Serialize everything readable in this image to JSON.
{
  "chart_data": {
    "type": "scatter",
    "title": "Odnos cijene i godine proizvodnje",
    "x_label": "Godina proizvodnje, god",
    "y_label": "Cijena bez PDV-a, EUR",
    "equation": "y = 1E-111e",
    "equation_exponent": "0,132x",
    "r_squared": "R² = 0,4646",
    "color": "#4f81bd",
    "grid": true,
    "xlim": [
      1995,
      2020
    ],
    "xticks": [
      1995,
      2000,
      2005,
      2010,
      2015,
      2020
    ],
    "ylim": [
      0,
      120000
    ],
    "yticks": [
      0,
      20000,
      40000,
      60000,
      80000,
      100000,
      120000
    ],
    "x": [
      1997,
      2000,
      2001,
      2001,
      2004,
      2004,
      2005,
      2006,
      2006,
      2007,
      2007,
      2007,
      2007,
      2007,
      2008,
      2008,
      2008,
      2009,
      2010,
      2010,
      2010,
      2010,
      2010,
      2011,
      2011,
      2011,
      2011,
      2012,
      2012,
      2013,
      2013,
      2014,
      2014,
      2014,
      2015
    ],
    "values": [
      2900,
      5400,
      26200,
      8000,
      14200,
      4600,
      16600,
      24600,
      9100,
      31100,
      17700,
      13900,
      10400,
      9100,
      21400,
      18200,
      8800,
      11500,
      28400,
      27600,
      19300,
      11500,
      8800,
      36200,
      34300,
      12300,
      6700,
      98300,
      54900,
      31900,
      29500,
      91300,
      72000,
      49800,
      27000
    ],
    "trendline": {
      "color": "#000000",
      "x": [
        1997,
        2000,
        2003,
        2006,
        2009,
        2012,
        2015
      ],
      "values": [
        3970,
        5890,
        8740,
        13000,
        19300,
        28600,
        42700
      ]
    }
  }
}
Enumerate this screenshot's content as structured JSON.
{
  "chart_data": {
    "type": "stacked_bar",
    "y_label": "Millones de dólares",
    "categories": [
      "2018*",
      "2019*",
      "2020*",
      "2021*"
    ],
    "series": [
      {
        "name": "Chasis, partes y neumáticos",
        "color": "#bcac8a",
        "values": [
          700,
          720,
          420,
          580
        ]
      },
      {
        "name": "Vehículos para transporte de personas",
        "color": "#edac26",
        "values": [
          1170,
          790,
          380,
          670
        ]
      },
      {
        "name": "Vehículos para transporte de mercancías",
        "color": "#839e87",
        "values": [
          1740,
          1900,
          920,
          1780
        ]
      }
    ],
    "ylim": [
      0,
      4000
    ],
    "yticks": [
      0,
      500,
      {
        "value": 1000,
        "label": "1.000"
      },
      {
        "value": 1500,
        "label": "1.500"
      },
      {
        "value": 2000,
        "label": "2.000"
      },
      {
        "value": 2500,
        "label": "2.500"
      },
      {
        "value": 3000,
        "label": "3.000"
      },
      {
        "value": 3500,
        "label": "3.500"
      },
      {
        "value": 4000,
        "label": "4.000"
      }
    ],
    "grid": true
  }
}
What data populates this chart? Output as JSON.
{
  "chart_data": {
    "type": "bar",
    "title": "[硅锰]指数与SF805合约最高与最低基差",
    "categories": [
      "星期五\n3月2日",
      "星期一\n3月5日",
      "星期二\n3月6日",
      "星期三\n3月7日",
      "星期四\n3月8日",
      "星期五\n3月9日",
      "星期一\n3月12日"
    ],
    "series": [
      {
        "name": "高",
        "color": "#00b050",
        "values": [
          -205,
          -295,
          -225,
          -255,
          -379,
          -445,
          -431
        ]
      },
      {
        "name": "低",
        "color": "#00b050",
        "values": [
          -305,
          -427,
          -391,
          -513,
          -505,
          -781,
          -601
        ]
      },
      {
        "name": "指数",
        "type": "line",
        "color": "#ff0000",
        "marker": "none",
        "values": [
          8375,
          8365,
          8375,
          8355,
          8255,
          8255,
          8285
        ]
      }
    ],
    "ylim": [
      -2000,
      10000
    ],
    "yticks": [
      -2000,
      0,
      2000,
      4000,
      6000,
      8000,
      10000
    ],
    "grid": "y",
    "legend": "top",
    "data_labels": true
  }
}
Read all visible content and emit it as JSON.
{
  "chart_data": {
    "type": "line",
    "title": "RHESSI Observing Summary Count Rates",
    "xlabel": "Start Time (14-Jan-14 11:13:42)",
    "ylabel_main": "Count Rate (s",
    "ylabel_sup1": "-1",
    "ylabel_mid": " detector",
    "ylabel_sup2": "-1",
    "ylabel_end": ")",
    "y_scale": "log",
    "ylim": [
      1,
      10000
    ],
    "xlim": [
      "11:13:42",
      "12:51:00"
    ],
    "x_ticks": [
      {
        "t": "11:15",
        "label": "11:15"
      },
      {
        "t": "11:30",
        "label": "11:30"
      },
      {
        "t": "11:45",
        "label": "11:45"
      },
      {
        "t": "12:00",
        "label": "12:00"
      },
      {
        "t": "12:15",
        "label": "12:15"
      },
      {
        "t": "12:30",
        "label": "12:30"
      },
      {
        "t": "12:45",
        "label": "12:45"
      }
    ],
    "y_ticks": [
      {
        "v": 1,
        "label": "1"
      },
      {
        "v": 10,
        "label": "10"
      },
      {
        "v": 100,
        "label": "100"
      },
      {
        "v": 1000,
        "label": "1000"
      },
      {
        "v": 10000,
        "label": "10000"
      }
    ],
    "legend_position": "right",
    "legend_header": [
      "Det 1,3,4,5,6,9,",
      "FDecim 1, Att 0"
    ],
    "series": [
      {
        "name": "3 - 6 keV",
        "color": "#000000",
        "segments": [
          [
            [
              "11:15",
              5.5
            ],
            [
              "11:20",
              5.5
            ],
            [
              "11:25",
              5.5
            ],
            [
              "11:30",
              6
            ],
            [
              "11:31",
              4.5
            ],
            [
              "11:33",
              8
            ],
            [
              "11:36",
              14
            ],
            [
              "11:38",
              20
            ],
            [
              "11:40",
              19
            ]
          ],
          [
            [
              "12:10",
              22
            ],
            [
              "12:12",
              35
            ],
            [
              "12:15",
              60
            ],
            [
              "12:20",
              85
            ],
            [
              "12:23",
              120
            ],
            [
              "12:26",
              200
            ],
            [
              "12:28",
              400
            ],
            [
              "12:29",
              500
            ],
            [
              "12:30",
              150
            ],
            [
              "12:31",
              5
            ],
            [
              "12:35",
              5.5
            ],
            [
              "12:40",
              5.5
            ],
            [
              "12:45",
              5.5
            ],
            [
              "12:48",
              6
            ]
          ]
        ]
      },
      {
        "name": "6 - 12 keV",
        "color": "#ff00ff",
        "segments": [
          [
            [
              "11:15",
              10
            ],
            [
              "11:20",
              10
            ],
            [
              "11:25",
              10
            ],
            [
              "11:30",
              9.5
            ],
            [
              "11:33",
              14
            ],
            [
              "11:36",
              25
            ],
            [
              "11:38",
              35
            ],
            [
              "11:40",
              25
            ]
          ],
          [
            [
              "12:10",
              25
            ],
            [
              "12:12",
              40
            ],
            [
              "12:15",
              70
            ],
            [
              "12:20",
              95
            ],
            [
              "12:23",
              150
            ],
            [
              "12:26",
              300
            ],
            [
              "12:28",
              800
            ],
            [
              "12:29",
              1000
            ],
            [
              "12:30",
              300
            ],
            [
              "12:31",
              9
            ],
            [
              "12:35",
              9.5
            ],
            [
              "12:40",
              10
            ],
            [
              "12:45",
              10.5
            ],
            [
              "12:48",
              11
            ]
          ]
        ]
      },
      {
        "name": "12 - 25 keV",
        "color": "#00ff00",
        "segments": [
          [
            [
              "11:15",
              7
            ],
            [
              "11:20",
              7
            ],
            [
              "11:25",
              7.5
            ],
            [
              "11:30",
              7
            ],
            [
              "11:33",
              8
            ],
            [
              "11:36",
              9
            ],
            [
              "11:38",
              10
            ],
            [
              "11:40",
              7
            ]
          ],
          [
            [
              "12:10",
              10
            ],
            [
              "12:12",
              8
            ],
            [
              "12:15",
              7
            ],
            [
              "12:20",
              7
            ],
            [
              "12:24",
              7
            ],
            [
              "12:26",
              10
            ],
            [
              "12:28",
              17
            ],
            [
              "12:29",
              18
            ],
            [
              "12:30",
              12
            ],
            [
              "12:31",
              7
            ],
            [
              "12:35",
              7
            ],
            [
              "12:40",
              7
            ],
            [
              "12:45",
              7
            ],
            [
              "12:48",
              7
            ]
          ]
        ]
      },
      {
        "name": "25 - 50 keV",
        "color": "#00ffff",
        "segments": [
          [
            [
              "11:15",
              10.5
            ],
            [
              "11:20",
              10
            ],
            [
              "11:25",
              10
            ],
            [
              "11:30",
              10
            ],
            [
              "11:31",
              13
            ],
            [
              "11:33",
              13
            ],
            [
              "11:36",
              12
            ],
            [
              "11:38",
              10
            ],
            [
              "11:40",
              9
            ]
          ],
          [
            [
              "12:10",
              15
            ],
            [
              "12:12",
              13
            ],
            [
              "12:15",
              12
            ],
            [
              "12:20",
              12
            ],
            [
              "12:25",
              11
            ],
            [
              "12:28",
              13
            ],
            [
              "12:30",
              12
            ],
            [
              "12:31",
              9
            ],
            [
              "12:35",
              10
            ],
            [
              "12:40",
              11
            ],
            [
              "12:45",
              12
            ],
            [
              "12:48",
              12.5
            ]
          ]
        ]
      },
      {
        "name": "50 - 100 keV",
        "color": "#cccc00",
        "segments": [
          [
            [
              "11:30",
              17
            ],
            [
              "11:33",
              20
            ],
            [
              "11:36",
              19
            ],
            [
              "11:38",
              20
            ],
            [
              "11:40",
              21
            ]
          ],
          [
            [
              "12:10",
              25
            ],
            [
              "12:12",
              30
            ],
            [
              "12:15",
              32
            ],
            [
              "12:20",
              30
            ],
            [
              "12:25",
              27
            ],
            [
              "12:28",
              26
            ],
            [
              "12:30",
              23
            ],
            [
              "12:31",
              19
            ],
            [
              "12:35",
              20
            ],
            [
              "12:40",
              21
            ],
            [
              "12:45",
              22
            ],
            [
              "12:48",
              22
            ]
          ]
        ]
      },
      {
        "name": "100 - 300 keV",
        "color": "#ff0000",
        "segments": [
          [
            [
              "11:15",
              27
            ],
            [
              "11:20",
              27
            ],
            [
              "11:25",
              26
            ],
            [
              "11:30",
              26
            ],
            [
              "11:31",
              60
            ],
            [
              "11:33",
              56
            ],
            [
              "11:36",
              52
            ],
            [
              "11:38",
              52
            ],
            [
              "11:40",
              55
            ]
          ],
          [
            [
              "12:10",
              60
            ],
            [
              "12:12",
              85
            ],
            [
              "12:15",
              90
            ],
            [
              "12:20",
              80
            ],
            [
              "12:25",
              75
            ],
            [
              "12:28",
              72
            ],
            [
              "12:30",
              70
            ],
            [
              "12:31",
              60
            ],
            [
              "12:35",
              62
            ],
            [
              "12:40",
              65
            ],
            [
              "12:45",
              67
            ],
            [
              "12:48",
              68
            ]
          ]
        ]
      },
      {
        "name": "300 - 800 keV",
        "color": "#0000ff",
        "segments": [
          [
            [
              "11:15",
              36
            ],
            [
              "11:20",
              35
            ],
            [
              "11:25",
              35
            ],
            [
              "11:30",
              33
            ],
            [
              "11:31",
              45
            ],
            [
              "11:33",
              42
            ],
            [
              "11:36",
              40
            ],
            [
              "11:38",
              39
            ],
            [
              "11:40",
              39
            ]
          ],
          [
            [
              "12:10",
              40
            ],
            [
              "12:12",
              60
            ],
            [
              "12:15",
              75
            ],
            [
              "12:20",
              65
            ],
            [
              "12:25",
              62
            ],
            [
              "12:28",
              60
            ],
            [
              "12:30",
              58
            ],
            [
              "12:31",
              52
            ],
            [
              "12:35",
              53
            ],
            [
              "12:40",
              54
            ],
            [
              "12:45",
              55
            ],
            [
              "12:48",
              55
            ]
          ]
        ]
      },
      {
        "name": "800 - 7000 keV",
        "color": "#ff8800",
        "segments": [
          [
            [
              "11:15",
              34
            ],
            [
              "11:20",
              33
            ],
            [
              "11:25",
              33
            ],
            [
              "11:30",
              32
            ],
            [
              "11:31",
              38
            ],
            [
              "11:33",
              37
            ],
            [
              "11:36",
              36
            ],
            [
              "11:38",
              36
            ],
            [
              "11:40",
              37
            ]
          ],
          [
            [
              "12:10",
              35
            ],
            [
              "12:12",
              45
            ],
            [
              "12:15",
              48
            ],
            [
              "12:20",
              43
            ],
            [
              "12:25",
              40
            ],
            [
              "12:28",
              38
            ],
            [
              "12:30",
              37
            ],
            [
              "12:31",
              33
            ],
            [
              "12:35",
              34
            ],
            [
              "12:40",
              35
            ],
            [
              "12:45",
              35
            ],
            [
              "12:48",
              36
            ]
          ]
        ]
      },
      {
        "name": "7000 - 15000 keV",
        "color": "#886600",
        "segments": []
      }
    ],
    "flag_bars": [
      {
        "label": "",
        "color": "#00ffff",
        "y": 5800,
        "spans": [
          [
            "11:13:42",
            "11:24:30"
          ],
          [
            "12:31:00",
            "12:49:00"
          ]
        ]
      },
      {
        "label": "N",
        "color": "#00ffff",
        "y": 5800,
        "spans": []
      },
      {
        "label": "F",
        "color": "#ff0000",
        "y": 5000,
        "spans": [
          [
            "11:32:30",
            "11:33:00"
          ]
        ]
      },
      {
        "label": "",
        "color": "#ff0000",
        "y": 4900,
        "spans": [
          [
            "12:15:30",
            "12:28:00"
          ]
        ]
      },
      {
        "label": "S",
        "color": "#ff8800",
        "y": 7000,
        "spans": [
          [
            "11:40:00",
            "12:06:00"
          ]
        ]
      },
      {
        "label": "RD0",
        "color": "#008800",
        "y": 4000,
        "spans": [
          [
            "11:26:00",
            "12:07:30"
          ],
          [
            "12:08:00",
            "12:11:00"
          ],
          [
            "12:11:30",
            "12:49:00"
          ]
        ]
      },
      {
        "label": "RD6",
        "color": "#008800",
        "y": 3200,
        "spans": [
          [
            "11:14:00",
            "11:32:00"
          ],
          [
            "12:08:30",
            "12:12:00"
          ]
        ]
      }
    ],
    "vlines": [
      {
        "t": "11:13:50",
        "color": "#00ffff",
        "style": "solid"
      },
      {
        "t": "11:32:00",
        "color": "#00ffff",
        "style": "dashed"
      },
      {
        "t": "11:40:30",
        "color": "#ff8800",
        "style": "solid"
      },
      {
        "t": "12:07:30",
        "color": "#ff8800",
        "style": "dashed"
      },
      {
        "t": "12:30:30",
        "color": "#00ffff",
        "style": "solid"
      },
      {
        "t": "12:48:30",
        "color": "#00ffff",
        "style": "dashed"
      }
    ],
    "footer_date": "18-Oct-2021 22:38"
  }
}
+++
## Aim:
Extract every line that has the string "proizvodnje" in it.

## Full answer:
    "title": "Odnos cijene i godine proizvodnje",
    "x_label": "Godina proizvodnje, god",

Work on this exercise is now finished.